[Data records]
## start

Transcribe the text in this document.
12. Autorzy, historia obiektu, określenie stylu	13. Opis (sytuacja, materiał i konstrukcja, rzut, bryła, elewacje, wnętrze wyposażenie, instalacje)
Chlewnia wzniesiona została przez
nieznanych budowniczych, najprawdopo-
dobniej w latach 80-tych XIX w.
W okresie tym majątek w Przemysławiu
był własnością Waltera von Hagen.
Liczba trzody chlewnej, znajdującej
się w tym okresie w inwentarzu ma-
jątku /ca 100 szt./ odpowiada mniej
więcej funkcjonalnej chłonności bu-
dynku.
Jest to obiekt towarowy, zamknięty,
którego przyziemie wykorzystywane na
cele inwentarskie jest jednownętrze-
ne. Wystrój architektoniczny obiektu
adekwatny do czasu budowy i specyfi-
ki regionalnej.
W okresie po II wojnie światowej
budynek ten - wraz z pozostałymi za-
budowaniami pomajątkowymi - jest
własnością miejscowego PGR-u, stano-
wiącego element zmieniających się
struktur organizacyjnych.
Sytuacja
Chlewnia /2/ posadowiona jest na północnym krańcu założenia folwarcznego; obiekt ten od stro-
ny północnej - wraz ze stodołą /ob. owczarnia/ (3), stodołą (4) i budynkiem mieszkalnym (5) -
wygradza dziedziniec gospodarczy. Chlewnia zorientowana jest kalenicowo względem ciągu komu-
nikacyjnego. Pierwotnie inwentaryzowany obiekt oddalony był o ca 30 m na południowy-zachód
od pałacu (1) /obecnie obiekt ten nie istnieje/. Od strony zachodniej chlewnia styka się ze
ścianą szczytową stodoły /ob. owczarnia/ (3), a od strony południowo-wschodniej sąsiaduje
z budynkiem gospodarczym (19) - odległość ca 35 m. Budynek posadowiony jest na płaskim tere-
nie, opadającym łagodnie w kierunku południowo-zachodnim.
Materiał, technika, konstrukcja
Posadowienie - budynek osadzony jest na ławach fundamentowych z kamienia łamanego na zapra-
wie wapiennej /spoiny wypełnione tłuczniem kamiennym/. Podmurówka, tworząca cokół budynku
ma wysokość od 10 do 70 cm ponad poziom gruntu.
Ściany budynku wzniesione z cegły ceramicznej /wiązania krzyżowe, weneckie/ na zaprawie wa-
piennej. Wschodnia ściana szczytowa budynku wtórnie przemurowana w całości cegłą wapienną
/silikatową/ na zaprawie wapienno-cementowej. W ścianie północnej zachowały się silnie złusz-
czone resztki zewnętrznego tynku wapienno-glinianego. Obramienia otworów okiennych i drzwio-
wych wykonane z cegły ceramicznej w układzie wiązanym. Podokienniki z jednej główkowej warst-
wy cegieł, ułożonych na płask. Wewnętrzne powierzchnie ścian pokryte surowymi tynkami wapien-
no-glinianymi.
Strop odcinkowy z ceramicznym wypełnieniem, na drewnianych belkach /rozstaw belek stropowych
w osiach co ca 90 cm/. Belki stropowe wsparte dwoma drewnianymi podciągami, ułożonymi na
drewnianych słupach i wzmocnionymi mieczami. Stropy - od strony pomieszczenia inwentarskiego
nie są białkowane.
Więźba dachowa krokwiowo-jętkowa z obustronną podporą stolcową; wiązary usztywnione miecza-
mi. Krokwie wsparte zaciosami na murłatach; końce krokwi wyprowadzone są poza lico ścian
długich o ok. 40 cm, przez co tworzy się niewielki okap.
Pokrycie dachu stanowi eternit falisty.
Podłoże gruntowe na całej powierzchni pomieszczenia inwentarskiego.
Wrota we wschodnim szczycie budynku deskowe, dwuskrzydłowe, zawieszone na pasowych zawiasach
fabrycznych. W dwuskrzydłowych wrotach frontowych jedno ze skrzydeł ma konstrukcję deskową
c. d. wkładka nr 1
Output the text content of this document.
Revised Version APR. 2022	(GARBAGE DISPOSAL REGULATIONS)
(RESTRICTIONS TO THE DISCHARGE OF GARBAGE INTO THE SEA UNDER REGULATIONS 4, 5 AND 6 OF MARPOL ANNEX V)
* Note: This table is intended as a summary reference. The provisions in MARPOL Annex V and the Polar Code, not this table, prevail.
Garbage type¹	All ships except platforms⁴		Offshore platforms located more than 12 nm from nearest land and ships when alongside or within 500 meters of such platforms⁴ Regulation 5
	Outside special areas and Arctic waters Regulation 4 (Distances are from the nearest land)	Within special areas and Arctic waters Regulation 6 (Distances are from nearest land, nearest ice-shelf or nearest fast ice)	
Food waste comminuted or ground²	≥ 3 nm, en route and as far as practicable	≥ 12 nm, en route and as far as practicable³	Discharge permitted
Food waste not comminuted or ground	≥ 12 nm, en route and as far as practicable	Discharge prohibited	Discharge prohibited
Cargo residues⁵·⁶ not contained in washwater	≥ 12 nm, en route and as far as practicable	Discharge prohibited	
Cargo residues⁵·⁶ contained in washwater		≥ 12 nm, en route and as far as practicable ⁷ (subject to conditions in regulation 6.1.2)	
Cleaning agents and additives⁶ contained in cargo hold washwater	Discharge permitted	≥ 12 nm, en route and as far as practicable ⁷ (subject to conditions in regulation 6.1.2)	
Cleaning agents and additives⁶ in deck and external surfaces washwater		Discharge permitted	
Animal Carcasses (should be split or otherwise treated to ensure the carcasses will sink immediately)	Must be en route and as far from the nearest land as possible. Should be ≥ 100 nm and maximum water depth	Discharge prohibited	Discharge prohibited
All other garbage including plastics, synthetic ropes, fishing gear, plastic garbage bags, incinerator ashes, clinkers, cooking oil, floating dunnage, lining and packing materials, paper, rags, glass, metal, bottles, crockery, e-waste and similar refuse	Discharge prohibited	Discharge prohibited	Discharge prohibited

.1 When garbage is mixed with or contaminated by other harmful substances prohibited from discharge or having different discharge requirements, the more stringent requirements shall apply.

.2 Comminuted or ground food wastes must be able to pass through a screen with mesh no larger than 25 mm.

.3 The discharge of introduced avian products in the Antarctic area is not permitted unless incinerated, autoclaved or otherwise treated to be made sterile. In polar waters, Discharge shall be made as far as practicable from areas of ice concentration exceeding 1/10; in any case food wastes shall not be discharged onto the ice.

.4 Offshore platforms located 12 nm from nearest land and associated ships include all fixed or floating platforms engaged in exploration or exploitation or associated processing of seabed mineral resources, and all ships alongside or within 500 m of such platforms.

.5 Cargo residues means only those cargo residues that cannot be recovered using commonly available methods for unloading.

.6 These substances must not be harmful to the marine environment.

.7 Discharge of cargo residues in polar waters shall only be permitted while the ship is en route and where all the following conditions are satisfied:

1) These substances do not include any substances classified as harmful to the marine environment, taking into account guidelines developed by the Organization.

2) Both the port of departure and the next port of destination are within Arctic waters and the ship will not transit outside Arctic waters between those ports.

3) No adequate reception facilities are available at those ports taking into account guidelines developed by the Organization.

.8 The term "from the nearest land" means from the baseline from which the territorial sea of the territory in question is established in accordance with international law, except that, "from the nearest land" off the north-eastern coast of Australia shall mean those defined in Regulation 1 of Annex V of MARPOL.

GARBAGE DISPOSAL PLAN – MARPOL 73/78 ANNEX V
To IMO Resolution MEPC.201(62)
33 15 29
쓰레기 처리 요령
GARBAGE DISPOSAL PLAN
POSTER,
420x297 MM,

## end

### Exercise brief
Select all lines with the word "Cleaning" from the entries above.

### Completed exercise
Cleaning agents and additives⁶ contained in cargo hold washwater	Discharge permitted	≥ 12 nm, en route and as far as practicable ⁷ (subject to conditions in regulation 6.1.2)	
Cleaning agents and additives⁶ in deck and external surfaces washwater		Discharge permitted	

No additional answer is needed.